■ Set task:
Lay out every line of the listing below as a Markdown table with the columns "No." and "Entry", giving each line's row number and its text, and omit blank lines. Leave the pictures out of the table.

-------- Data in this exercise --------

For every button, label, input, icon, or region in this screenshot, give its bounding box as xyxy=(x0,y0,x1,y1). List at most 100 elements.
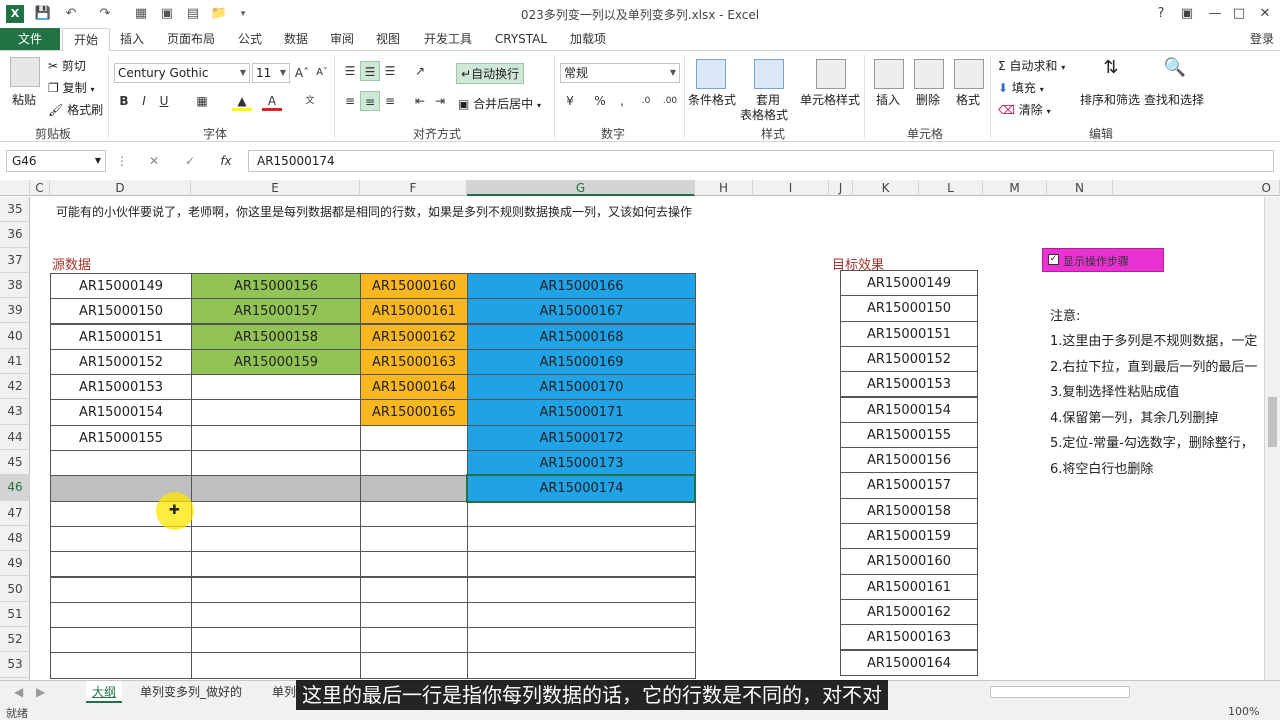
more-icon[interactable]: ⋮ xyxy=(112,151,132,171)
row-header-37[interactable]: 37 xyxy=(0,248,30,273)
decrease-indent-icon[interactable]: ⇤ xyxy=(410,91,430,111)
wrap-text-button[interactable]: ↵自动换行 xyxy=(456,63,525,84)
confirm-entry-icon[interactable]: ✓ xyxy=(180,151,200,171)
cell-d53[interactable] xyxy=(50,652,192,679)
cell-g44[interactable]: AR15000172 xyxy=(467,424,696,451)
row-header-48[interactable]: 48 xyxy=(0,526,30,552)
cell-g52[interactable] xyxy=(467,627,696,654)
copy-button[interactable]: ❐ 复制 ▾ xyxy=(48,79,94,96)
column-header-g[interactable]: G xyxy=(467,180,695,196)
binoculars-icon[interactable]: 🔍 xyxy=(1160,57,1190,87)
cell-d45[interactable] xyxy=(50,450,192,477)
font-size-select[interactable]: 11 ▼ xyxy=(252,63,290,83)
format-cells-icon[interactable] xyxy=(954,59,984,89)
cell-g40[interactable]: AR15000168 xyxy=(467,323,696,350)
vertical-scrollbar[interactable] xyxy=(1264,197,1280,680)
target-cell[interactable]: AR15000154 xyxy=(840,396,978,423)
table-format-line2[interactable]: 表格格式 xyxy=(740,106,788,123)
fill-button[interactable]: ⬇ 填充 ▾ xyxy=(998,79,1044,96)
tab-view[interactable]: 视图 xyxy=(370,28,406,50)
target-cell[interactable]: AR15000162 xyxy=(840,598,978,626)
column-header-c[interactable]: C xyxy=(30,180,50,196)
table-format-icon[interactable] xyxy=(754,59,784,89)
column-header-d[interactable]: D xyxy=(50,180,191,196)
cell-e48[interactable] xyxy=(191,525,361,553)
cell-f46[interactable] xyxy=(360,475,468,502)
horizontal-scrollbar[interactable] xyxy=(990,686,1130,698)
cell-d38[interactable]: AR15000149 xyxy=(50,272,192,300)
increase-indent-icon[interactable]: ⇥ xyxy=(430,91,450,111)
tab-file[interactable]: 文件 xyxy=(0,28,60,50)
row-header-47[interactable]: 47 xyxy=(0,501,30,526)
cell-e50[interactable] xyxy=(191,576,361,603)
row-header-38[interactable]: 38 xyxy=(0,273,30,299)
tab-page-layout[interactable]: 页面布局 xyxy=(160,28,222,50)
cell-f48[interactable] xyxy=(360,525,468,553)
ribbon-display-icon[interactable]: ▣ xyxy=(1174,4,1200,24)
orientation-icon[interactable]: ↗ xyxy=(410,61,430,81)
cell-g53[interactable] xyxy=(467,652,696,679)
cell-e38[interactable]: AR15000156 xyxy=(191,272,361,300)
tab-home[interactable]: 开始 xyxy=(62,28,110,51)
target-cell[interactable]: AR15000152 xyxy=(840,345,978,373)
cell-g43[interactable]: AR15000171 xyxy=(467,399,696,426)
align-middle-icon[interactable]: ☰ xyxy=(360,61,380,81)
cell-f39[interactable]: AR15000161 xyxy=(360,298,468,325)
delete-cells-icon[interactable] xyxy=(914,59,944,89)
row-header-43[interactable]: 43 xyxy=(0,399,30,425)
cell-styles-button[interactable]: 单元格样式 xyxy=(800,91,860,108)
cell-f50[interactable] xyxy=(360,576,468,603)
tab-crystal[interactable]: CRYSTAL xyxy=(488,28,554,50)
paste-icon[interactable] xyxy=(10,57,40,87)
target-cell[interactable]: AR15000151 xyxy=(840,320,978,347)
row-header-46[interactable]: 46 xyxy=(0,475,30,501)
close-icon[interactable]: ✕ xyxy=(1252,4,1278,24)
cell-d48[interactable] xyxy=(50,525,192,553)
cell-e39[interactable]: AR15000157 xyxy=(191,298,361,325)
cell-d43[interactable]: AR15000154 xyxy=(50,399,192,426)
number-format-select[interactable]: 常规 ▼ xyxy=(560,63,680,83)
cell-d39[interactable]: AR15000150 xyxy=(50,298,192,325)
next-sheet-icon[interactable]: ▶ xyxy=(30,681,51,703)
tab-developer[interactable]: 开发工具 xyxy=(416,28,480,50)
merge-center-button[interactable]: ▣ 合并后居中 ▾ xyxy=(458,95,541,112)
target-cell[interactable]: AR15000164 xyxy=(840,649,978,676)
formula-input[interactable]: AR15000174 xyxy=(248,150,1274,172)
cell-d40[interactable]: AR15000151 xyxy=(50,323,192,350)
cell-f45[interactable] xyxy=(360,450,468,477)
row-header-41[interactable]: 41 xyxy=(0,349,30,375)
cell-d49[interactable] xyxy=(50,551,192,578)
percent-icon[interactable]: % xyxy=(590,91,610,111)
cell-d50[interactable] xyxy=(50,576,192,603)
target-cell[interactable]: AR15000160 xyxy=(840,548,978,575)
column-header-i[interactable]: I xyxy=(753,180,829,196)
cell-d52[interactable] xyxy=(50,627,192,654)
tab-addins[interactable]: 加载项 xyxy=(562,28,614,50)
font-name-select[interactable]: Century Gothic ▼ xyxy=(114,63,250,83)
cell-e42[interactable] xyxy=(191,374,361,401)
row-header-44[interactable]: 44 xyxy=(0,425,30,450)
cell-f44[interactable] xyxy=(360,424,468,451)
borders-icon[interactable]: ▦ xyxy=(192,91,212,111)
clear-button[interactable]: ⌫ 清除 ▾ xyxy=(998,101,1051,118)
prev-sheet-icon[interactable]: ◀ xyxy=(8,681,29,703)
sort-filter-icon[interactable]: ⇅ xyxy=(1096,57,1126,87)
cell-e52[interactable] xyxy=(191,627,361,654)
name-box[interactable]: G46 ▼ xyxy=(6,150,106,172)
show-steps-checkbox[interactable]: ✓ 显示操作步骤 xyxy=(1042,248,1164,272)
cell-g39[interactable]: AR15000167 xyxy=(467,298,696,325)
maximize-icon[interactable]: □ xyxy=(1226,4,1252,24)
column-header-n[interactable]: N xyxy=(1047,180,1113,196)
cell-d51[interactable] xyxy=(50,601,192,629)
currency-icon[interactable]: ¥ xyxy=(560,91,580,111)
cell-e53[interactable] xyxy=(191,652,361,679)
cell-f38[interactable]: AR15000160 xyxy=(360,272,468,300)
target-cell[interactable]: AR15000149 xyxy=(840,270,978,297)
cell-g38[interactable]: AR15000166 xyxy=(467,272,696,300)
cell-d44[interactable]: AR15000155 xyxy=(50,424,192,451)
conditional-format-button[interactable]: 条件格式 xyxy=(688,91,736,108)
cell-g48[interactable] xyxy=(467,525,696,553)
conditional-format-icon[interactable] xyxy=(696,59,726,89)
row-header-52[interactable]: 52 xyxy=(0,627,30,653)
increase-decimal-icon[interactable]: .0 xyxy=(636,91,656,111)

--------

■ Solution for this exercise:
| No. | Entry |
|---|---|
| 1 | For every button, label, input, icon, or region in this screenshot, give its bounding box as xyxy=(x0,y0,x1,y1). List at most 100 elements. |
| 2 | more-icon[interactable]: ⋮ xyxy=(112,151,132,171) |
| 3 | row-header-37[interactable]: 37 xyxy=(0,248,30,273) |
| 4 | decrease-indent-icon[interactable]: ⇤ xyxy=(410,91,430,111) |
| 5 | wrap-text-button[interactable]: ↵自动换行 xyxy=(456,63,525,84) |
| 6 | confirm-entry-icon[interactable]: ✓ xyxy=(180,151,200,171) |
| 7 | cell-d53[interactable] xyxy=(50,652,192,679) |
| 8 | cell-g44[interactable]: AR15000172 xyxy=(467,424,696,451) |
| 9 | row-header-48[interactable]: 48 xyxy=(0,526,30,552) |
| 10 | cell-g52[interactable] xyxy=(467,627,696,654) |
| 11 | copy-button[interactable]: ❐ 复制 ▾ xyxy=(48,79,94,96) |
| 12 | column-header-g[interactable]: G xyxy=(467,180,695,196) |
| 13 | binoculars-icon[interactable]: 🔍 xyxy=(1160,57,1190,87) |
| 14 | cell-d45[interactable] xyxy=(50,450,192,477) |
| 15 | font-size-select[interactable]: 11 ▼ xyxy=(252,63,290,83) |
| 16 | format-cells-icon[interactable] xyxy=(954,59,984,89) |
| 17 | cell-g40[interactable]: AR15000168 xyxy=(467,323,696,350) |
| 18 | vertical-scrollbar[interactable] xyxy=(1264,197,1280,680) |
| 19 | target-cell[interactable]: AR15000154 xyxy=(840,396,978,423) |
| 20 | table-format-line2[interactable]: 表格格式 xyxy=(740,106,788,123) |
| 21 | fill-button[interactable]: ⬇ 填充 ▾ xyxy=(998,79,1044,96) |
| 22 | tab-view[interactable]: 视图 xyxy=(370,28,406,50) |
| 23 | target-cell[interactable]: AR15000162 xyxy=(840,598,978,626) |
| 24 | column-header-c[interactable]: C xyxy=(30,180,50,196) |
| 25 | table-format-icon[interactable] xyxy=(754,59,784,89) |
| 26 | column-header-d[interactable]: D xyxy=(50,180,191,196) |
| 27 | cell-e48[interactable] xyxy=(191,525,361,553) |
| 28 | cell-f46[interactable] xyxy=(360,475,468,502) |
| 29 | horizontal-scrollbar[interactable] xyxy=(990,686,1130,698) |
| 30 | cell-d38[interactable]: AR15000149 xyxy=(50,272,192,300) |
| 31 | increase-indent-icon[interactable]: ⇥ xyxy=(430,91,450,111) |
| 32 | tab-file[interactable]: 文件 xyxy=(0,28,60,50) |
| 33 | row-header-47[interactable]: 47 xyxy=(0,501,30,526) |
| 34 | cell-e50[interactable] xyxy=(191,576,361,603) |
| 35 | row-header-38[interactable]: 38 xyxy=(0,273,30,299) |
| 36 | tab-page-layout[interactable]: 页面布局 xyxy=(160,28,222,50) |
| 37 | cell-f48[interactable] xyxy=(360,525,468,553) |
| 38 | ribbon-display-icon[interactable]: ▣ xyxy=(1174,4,1200,24) |
| 39 | orientation-icon[interactable]: ↗ xyxy=(410,61,430,81) |
| 40 | cell-g53[interactable] xyxy=(467,652,696,679) |
| 41 | cell-e38[interactable]: AR15000156 xyxy=(191,272,361,300) |
| 42 | tab-home[interactable]: 开始 xyxy=(62,28,110,51) |
| 43 | target-cell[interactable]: AR15000152 xyxy=(840,345,978,373) |
| 44 | cell-g43[interactable]: AR15000171 xyxy=(467,399,696,426) |
| 45 | align-middle-icon[interactable]: ☰ xyxy=(360,61,380,81) |
| 46 | cell-f39[interactable]: AR15000161 xyxy=(360,298,468,325) |
| 47 | delete-cells-icon[interactable] xyxy=(914,59,944,89) |
| 48 | row-header-43[interactable]: 43 xyxy=(0,399,30,425) |
| 49 | cell-styles-button[interactable]: 单元格样式 xyxy=(800,91,860,108) |
| 50 | cell-f50[interactable] xyxy=(360,576,468,603) |
| 51 | tab-crystal[interactable]: CRYSTAL xyxy=(488,28,554,50) |
| 52 | paste-icon[interactable] xyxy=(10,57,40,87) |
| 53 | target-cell[interactable]: AR15000151 xyxy=(840,320,978,347) |
| 54 | row-header-46[interactable]: 46 xyxy=(0,475,30,501) |
| 55 | close-icon[interactable]: ✕ xyxy=(1252,4,1278,24) |
| 56 | cell-d48[interactable] xyxy=(50,525,192,553) |
| 57 | cell-e39[interactable]: AR15000157 xyxy=(191,298,361,325) |
| 58 | cell-d43[interactable]: AR15000154 xyxy=(50,399,192,426) |
| 59 | number-format-select[interactable]: 常规 ▼ xyxy=(560,63,680,83) |
| 60 | cell-d39[interactable]: AR15000150 xyxy=(50,298,192,325) |
| 61 | next-sheet-icon[interactable]: ▶ xyxy=(30,681,51,703) |
| 62 | tab-developer[interactable]: 开发工具 xyxy=(416,28,480,50) |
| 63 | merge-center-button[interactable]: ▣ 合并后居中 ▾ xyxy=(458,95,541,112) |
| 64 | target-cell[interactable]: AR15000164 xyxy=(840,649,978,676) |
| 65 | formula-input[interactable]: AR15000174 xyxy=(248,150,1274,172) |
| 66 | cell-d40[interactable]: AR15000151 xyxy=(50,323,192,350) |
| 67 | cell-f45[interactable] xyxy=(360,450,468,477) |
| 68 | row-header-41[interactable]: 41 xyxy=(0,349,30,375) |
| 69 | cell-d49[interactable] xyxy=(50,551,192,578) |
| 70 | percent-icon[interactable]: % xyxy=(590,91,610,111) |
| 71 | cell-d50[interactable] xyxy=(50,576,192,603) |
| 72 | target-cell[interactable]: AR15000160 xyxy=(840,548,978,575) |
| 73 | column-header-i[interactable]: I xyxy=(753,180,829,196) |
| 74 | cell-d52[interactable] xyxy=(50,627,192,654) |
| 75 | tab-addins[interactable]: 加载项 xyxy=(562,28,614,50) |
| 76 | font-name-select[interactable]: Century Gothic ▼ xyxy=(114,63,250,83) |
| 77 | cell-e42[interactable] xyxy=(191,374,361,401) |
| 78 | row-header-44[interactable]: 44 xyxy=(0,425,30,450) |
| 79 | cell-f44[interactable] xyxy=(360,424,468,451) |
| 80 | borders-icon[interactable]: ▦ xyxy=(192,91,212,111) |
| 81 | clear-button[interactable]: ⌫ 清除 ▾ xyxy=(998,101,1051,118) |
| 82 | prev-sheet-icon[interactable]: ◀ xyxy=(8,681,29,703) |
| 83 | sort-filter-icon[interactable]: ⇅ xyxy=(1096,57,1126,87) |
| 84 | cell-e52[interactable] xyxy=(191,627,361,654) |
| 85 | name-box[interactable]: G46 ▼ xyxy=(6,150,106,172) |
| 86 | show-steps-checkbox[interactable]: ✓ 显示操作步骤 xyxy=(1042,248,1164,272) |
| 87 | cell-g39[interactable]: AR15000167 xyxy=(467,298,696,325) |
| 88 | maximize-icon[interactable]: □ xyxy=(1226,4,1252,24) |
| 89 | column-header-n[interactable]: N xyxy=(1047,180,1113,196) |
| 90 | cell-d51[interactable] xyxy=(50,601,192,629) |
| 91 | currency-icon[interactable]: ¥ xyxy=(560,91,580,111) |
| 92 | cell-e53[interactable] xyxy=(191,652,361,679) |
| 93 | cell-f38[interactable]: AR15000160 xyxy=(360,272,468,300) |
| 94 | target-cell[interactable]: AR15000149 xyxy=(840,270,978,297) |
| 95 | cell-g38[interactable]: AR15000166 xyxy=(467,272,696,300) |
| 96 | cell-d44[interactable]: AR15000155 xyxy=(50,424,192,451) |
| 97 | conditional-format-button[interactable]: 条件格式 xyxy=(688,91,736,108) |
| 98 | cell-g48[interactable] xyxy=(467,525,696,553) |
| 99 | conditional-format-icon[interactable] xyxy=(696,59,726,89) |
| 100 | row-header-52[interactable]: 52 xyxy=(0,627,30,653) |
| 101 | increase-decimal-icon[interactable]: .0 xyxy=(636,91,656,111) |